** SHORT PROBLEM **
Using the listing below, extract each line that has the word "energy" in it.

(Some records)

>> begin

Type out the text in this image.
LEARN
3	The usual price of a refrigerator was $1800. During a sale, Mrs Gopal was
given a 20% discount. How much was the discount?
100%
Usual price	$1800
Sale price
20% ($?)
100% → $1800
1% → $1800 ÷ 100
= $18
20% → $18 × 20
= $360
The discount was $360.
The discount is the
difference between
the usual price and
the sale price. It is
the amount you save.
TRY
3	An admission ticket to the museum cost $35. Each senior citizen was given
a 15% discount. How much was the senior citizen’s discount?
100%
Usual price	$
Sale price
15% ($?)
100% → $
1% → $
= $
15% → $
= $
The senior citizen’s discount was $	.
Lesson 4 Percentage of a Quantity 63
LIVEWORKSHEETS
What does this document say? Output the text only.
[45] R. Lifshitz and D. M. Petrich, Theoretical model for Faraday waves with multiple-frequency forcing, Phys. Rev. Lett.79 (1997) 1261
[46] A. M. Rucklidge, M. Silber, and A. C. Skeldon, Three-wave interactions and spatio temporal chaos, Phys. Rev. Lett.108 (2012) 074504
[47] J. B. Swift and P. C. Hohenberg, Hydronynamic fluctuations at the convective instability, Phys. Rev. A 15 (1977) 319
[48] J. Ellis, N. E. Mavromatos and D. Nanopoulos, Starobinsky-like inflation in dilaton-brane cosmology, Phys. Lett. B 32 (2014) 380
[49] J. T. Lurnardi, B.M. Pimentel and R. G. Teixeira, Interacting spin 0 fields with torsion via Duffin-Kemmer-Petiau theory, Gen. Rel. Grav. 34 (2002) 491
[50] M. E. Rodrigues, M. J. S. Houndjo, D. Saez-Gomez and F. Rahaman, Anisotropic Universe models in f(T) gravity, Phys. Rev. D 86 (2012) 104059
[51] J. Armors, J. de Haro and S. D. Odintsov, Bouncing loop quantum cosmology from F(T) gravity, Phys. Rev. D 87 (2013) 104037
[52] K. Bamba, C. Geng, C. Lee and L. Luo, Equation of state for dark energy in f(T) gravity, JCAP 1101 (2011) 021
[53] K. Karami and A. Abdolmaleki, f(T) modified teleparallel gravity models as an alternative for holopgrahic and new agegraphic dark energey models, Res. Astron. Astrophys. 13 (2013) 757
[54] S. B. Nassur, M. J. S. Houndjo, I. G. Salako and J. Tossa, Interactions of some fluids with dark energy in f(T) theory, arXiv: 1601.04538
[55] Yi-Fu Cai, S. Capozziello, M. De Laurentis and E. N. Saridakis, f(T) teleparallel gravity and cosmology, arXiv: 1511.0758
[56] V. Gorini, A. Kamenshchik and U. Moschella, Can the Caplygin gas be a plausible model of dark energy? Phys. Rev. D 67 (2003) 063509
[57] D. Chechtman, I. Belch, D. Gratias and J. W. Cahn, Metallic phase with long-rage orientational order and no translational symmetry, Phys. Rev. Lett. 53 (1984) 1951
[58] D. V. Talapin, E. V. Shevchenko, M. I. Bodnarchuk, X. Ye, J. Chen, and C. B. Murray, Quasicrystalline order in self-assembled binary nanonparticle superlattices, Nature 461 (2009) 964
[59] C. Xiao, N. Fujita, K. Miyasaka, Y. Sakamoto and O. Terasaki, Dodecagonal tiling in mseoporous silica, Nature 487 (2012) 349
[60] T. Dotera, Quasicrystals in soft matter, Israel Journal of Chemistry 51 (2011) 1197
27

>> end

** SOLUTION FOR THIS PROBLEM **
[52] K. Bamba, C. Geng, C. Lee and L. Luo, Equation of state for dark energy in f(T) gravity, JCAP 1101 (2011) 021
[54] S. B. Nassur, M. J. S. Houndjo, I. G. Salako and J. Tossa, Interactions of some fluids with dark energy in f(T) theory, arXiv: 1601.04538
[56] V. Gorini, A. Kamenshchik and U. Moschella, Can the Caplygin gas be a plausible model of dark energy? Phys. Rev. D 67 (2003) 063509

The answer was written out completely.